(What is expected): Copy out all lines that carry the word "text".

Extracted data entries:
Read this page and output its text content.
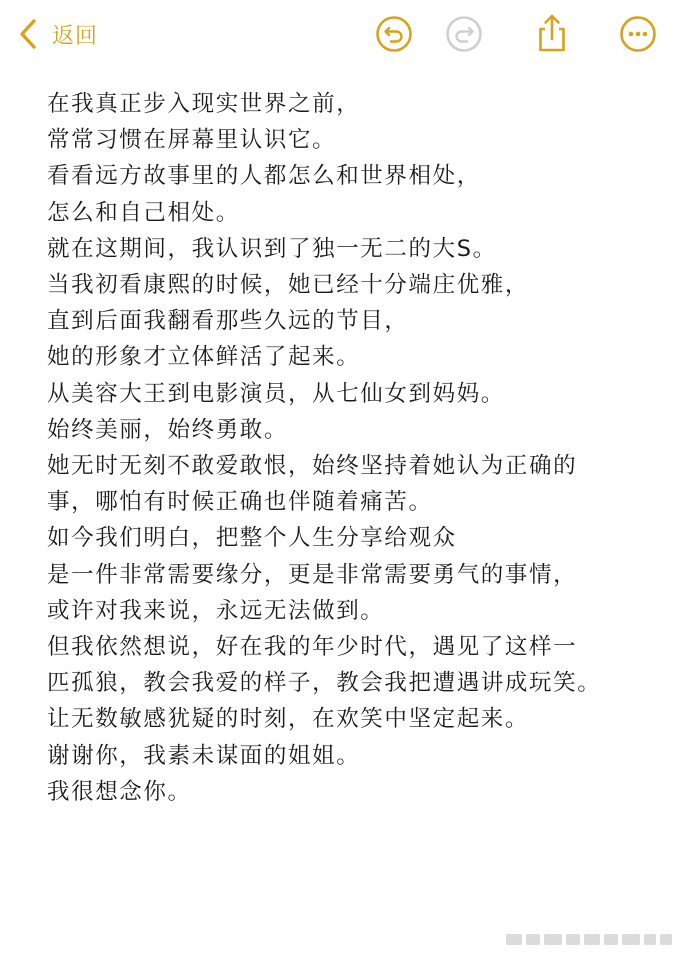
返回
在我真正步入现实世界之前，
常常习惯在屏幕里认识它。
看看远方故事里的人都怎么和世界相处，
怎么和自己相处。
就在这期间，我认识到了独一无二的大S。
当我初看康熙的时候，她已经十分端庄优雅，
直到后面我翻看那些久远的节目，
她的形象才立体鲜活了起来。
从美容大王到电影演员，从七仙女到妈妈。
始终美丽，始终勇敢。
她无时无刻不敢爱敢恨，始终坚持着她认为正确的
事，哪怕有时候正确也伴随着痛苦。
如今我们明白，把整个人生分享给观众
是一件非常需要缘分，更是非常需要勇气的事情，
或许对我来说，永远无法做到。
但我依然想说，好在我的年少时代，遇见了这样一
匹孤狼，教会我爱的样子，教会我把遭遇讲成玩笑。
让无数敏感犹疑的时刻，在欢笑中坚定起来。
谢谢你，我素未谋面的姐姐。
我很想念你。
* * *
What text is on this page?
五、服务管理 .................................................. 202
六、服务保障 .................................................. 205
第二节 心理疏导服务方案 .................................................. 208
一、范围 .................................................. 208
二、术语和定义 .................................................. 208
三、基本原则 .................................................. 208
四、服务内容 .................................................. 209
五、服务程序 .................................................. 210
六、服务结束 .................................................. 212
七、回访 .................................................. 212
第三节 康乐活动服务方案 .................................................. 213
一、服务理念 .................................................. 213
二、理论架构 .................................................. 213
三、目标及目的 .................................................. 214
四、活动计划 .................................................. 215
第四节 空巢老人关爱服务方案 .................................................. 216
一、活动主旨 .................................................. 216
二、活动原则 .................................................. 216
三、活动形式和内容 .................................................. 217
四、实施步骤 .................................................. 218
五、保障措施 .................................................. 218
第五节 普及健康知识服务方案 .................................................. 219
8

(Full answer):
Read this page and output its text content.
What text is on this page?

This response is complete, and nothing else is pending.